_Listing_.
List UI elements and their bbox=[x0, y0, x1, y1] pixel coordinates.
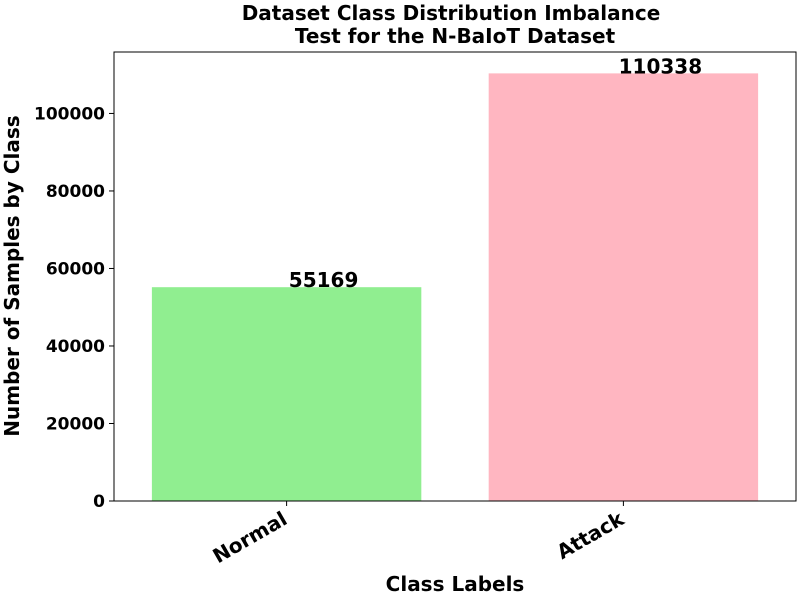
x-tick-label-normal: Normal bbox=[208, 507, 291, 569]
bar-normal bbox=[151, 287, 422, 501]
chart-title-line-1: Dataset Class Distribution Imbalance bbox=[242, 1, 661, 25]
y-tick-label: 40000 bbox=[46, 337, 105, 357]
y-axis-ticks: 0 20000 40000 60000 80000 100000 bbox=[34, 104, 114, 512]
y-tick-label: 60000 bbox=[46, 259, 105, 279]
chart-title-line-2: Test for the N-BaIoT Dataset bbox=[295, 24, 616, 48]
x-axis-label: Class Labels bbox=[386, 572, 525, 596]
data-label-attack: 110338 bbox=[619, 54, 703, 78]
y-tick-label: 20000 bbox=[46, 414, 105, 434]
x-tick-label-attack: Attack bbox=[552, 506, 628, 564]
plot-frame bbox=[113, 51, 797, 502]
bar-attack bbox=[488, 73, 759, 502]
y-tick-label: 80000 bbox=[46, 182, 105, 202]
x-axis-ticks: Normal Attack bbox=[208, 501, 628, 568]
y-tick-label: 100000 bbox=[34, 104, 105, 124]
data-label-normal: 55169 bbox=[289, 268, 359, 292]
data-labels: 55169 110338 bbox=[289, 54, 702, 292]
y-tick-label: 0 bbox=[93, 492, 105, 512]
y-axis-label: Number of Samples by Class bbox=[0, 115, 24, 436]
bars-layer bbox=[151, 73, 759, 502]
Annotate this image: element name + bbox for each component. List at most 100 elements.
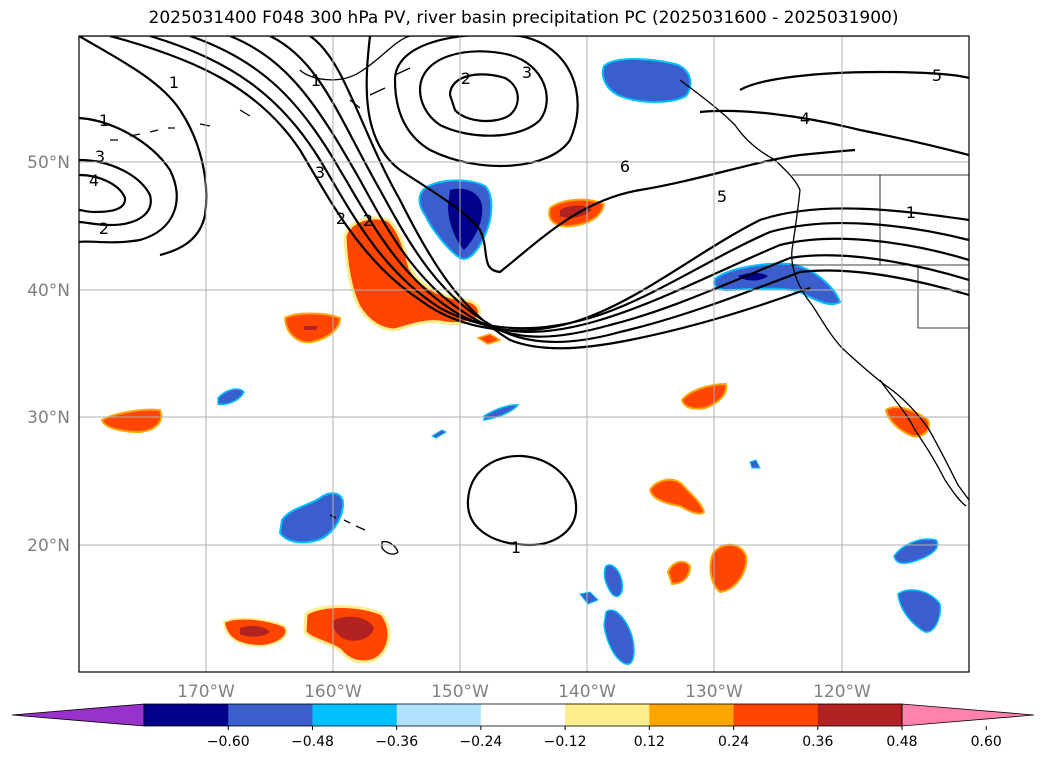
contour-label: 5 [932,66,942,85]
map-border [78,35,970,673]
contour-label: 1 [311,71,321,90]
contour-label: 6 [620,157,630,176]
contour-label: 1 [99,111,109,130]
colorbar-cells [11,703,1035,727]
contour-label: 4 [800,109,810,128]
colorbar-cell [649,704,735,726]
lon-label-160w: 160°W [304,682,362,702]
longitude-labels: 170°W 160°W 150°W 140°W 130°W 120°W [177,682,871,702]
pv-contour-west-4 [79,36,208,257]
colorbar-cell [144,704,229,726]
colorbar-ticks: −0.60 −0.48 −0.36 −0.24 −0.12 0.12 0.24 0.36 0.4… [207,726,1002,750]
pos-anomaly-east3 [666,560,692,586]
neg-anomaly-small5 [603,609,635,665]
colorbar-tick-label: 0.24 [718,734,749,750]
pv-contour-jet-2 [149,36,969,330]
neg-anomaly-bc [601,58,692,103]
pv-contour-west-3 [79,173,127,214]
neg-anomaly-small7 [749,459,761,469]
colorbar-tick-label: 0.12 [634,734,665,750]
pos-anomaly-south1-core [240,625,270,637]
baja-coast [879,379,967,507]
contour-label: 4 [89,171,99,190]
precip-shading [100,58,942,665]
contour-label: 3 [95,147,105,166]
colorbar-outline [143,703,903,727]
neg-anomaly-ca-core [738,273,768,281]
map-title: 2025031400 F048 300 hPa PV, river basin … [148,8,899,28]
contour-label: 5 [717,187,727,206]
pv-contours [79,36,969,547]
lat-label-20n: 20°N [27,536,70,556]
colorbar-cell [480,704,566,726]
colorbar-extend-low [11,703,145,727]
colorbar-cell [565,704,650,726]
colorbar-cell [312,704,398,726]
map-panel [79,36,969,672]
latitude-labels: 50°N 40°N 30°N 20°N [27,153,70,556]
contour-label: 2 [461,69,471,88]
colorbar-tick-label: −0.12 [544,734,587,750]
pv-contour-west-1 [79,116,178,244]
contour-label: 2 [336,209,346,228]
pv-contour-ridge-east2 [699,109,969,157]
colorbar-extend-high [901,703,1035,727]
contour-label: 3 [522,63,532,82]
colorbar-tick-label: −0.48 [291,734,334,750]
pv-contour-jet-3 [189,36,969,333]
colorbar-tick-label: −0.24 [459,734,502,750]
neg-anomaly-baja-sw2 [897,589,942,633]
pv-contour-subtropic-low [466,454,578,547]
neg-anomaly-small1 [217,388,245,406]
colorbar-cell [228,704,313,726]
pv-contour-low-1 [418,50,548,137]
neg-anomaly-small2 [483,404,520,421]
lon-label-150w: 150°W [431,682,489,702]
contour-label: 1 [169,73,179,92]
lat-label-40n: 40°N [27,281,70,301]
neg-anomaly-hawaii [278,492,345,544]
north-america-coast [679,79,969,501]
contour-label: 1 [511,538,521,557]
colorbar-cell [396,704,482,726]
lon-label-120w: 120°W [813,682,871,702]
pv-contour-jet-6 [309,36,811,350]
pv-contour-low-3 [393,36,579,168]
pv-contour-labels: 1 1 3 4 2 1 2 3 2 3 2 6 5 5 4 1 1 [89,63,942,557]
pv-contour-jet-5 [269,36,969,343]
colorbar-tick-label: 0.36 [802,734,833,750]
neg-anomaly-small3 [430,429,448,439]
neg-anomaly-gulf-alaska-core [448,188,483,250]
pos-anomaly-south2-core [333,616,374,641]
colorbar-tick-label: −0.60 [207,734,250,750]
contour-label: 2 [99,219,109,238]
pos-anomaly-mid1-core [304,326,318,330]
colorbar-cell [817,704,903,726]
colorbar: −0.60 −0.48 −0.36 −0.24 −0.12 0.12 0.24 0.36 0.4… [11,703,1035,750]
lon-label-170w: 170°W [177,682,235,702]
graticule [79,36,969,672]
pv-contour-jet-4 [229,36,969,338]
pv-contour-west-2 [79,158,152,227]
pos-anomaly-west1 [100,408,163,434]
lon-label-140w: 140°W [558,682,616,702]
pos-anomaly-east1 [680,382,728,410]
contour-label: 1 [906,203,916,222]
lon-label-130w: 130°W [685,682,743,702]
lat-label-30n: 30°N [27,408,70,428]
neg-anomaly-small4 [603,564,624,598]
aleutians [110,127,175,141]
pos-anomaly-main-small [476,333,502,345]
colorbar-cell [733,704,819,726]
colorbar-tick-label: 0.48 [886,734,917,750]
pv-contour-north [365,36,856,274]
pv-contour-ridge-east [739,70,969,91]
contour-label: 3 [315,163,325,182]
contour-label: 2 [363,211,373,230]
colorbar-tick-label: 0.60 [971,734,1002,750]
lat-label-50n: 50°N [27,153,70,173]
state-borders [790,174,969,329]
pv-contour-low-2 [448,73,519,123]
pos-anomaly-east2 [648,478,706,515]
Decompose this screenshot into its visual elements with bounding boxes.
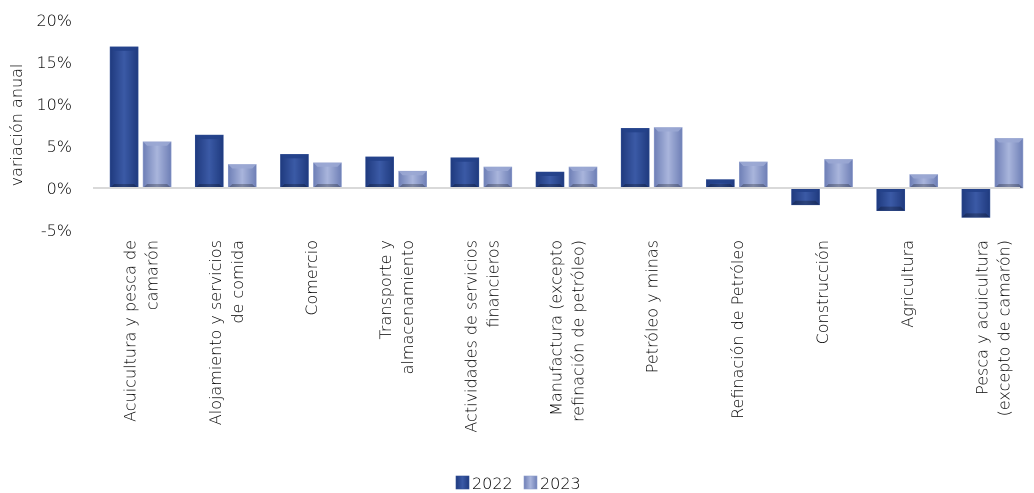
bar-2023 (909, 174, 939, 189)
category-label: Acuicultura y pesca de camarón (121, 240, 162, 422)
legend-swatch (523, 475, 538, 490)
bar-2023 (142, 141, 172, 189)
bar-2023 (568, 166, 598, 189)
category-labels: Acuicultura y pesca de camarón Alojamiento… (121, 240, 1014, 433)
y-axis-title-group: variación anual (7, 64, 26, 187)
legend-item-2022: 2022 (455, 474, 513, 493)
category-label-line: Pesca y acuicultura (972, 240, 991, 395)
category-label-line: camarón (143, 240, 162, 310)
bar-2022 (280, 154, 309, 189)
category-label: Agricultura (898, 240, 917, 328)
bar-2023 (227, 164, 257, 189)
bar-2023 (739, 161, 768, 189)
y-axis-title: variación anual (7, 64, 26, 187)
category-label-line: (excepto de camarón) (994, 240, 1013, 416)
bar-2022 (791, 187, 820, 206)
y-axis-ticks: 20% 15% 10% 5% 0% -5% (36, 11, 72, 240)
bar-2022 (109, 46, 139, 189)
bar-2022 (876, 187, 906, 211)
bar-2023 (824, 159, 853, 189)
y-tick-label: -5% (41, 221, 72, 240)
category-label-line: Acuicultura y pesca de (121, 240, 140, 422)
category-label: Refinación de Petróleo (728, 240, 747, 419)
category-label: Alojamiento y servicios de comida (206, 240, 247, 425)
category-label: Actividades de servicios financieros (461, 240, 502, 433)
legend-item-2023: 2023 (523, 474, 581, 493)
category-label-line: de comida (228, 240, 247, 324)
category-label: Pesca y acuicultura (excepto de camarón) (972, 240, 1013, 416)
legend: 2022 2023 (455, 474, 581, 493)
bar-2022 (620, 128, 650, 189)
bar-2023 (653, 127, 683, 189)
category-label: Transporte y almacenamiento (376, 240, 417, 374)
bar-2022 (365, 156, 394, 189)
category-label-line: Construcción (813, 240, 832, 344)
bar-2023 (994, 138, 1024, 189)
category-label-line: Comercio (302, 240, 321, 316)
bar-2022 (961, 187, 991, 218)
category-label-line: financieros (483, 240, 502, 328)
bar-2022 (535, 171, 565, 189)
y-tick-label: 5% (47, 137, 72, 156)
legend-label: 2023 (540, 474, 581, 493)
category-label: Comercio (302, 240, 321, 316)
category-label: Manufactura (excepto refinación de petról… (547, 240, 588, 422)
category-label-line: Manufactura (excepto (547, 240, 566, 416)
legend-swatch (455, 475, 470, 490)
bar-2022 (194, 134, 224, 189)
category-label-line: Petróleo y minas (643, 240, 662, 373)
bar-2023 (398, 170, 427, 189)
category-label-line: Agricultura (898, 240, 917, 328)
y-tick-label: 15% (36, 53, 72, 72)
category-label-line: Alojamiento y servicios (206, 240, 225, 425)
category-label-line: Actividades de servicios (461, 240, 480, 433)
category-label-line: almacenamiento (398, 240, 417, 374)
y-tick-label: 20% (36, 11, 72, 30)
bar-2022 (706, 179, 735, 189)
category-label: Petróleo y minas (643, 240, 662, 373)
category-label-line: refinación de petróleo) (569, 240, 588, 422)
category-label-line: Refinación de Petróleo (728, 240, 747, 419)
y-tick-label: 10% (36, 95, 72, 114)
legend-label: 2022 (472, 474, 513, 493)
category-label: Construcción (813, 240, 832, 344)
bars (109, 46, 1024, 218)
category-label-line: Transporte y (376, 240, 395, 339)
y-tick-label: 0% (47, 179, 72, 198)
bar-2023 (313, 162, 342, 189)
bar-2022 (450, 157, 480, 189)
bar-2023 (483, 166, 513, 189)
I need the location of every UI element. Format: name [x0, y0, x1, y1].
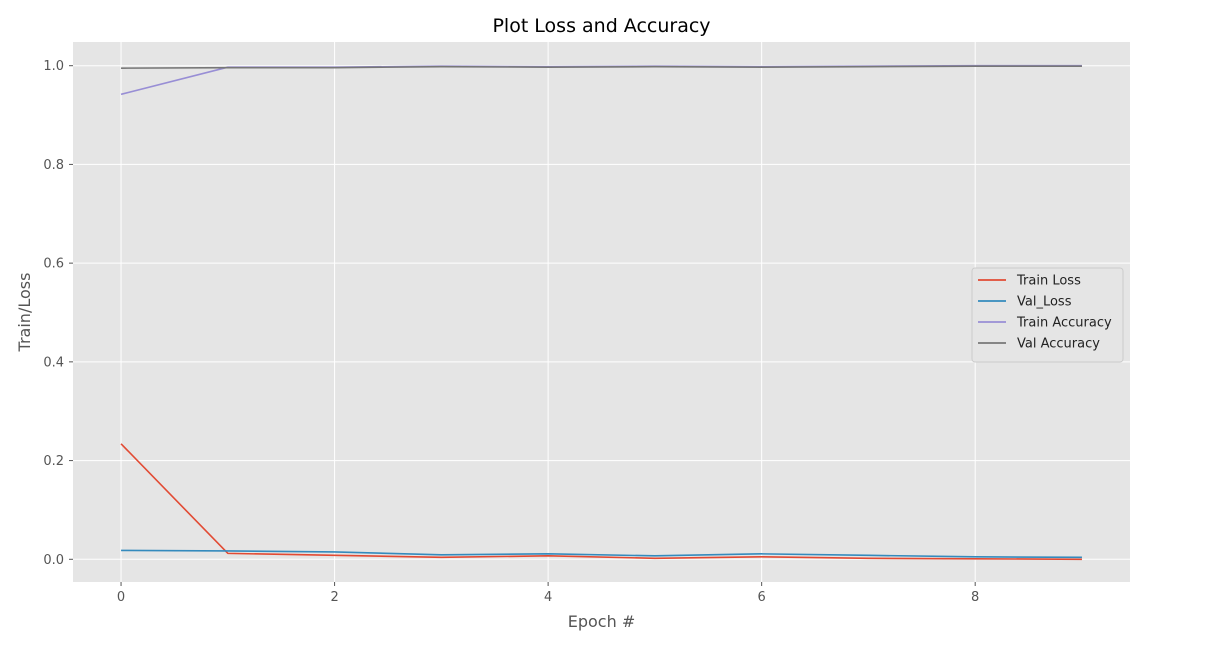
legend-label-val-loss: Val_Loss: [1017, 295, 1072, 310]
y-tick-label: 0.8: [43, 158, 64, 173]
x-tick-label: 6: [758, 590, 766, 605]
y-axis-label: Train/Loss: [15, 273, 34, 353]
chart-title: Plot Loss and Accuracy: [492, 15, 710, 37]
y-tick-label: 0.6: [43, 257, 64, 272]
x-tick-label: 8: [971, 590, 979, 605]
legend-label-train-loss: Train Loss: [1016, 274, 1081, 289]
series-line-train-loss: [120, 443, 1082, 561]
x-tick-label: 4: [544, 590, 552, 605]
series-line-val-loss: [121, 549, 1082, 559]
plot-area: [73, 42, 1130, 582]
legend-label-val-accuracy: Val Accuracy: [1017, 337, 1100, 352]
y-tick-label: 0.4: [43, 355, 64, 370]
x-tick-label: 2: [330, 590, 338, 605]
x-axis-label: Epoch #: [568, 612, 635, 631]
legend-label-train-accuracy: Train Accuracy: [1016, 316, 1112, 331]
x-tick-label: 0: [117, 590, 125, 605]
legend-box: [971, 267, 1124, 363]
y-tick-label: 0.2: [43, 454, 64, 469]
series-lines: [120, 64, 1082, 561]
tick-labels: 0 2 4 6 8 0.0 0.2 0.4 0.6 0.8 1.0: [43, 59, 979, 605]
y-tick-label: 0.0: [43, 553, 64, 568]
series-line-val-accuracy: [121, 65, 1082, 69]
y-tick-label: 1.0: [43, 59, 64, 74]
legend: Train Loss Val_Loss Train Accuracy Val Accu…: [971, 267, 1124, 363]
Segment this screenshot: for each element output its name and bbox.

_Written instruction_. In how many lines of the listing above does the string "axis" appear? Give only the count.

_Answer to this problem_. 9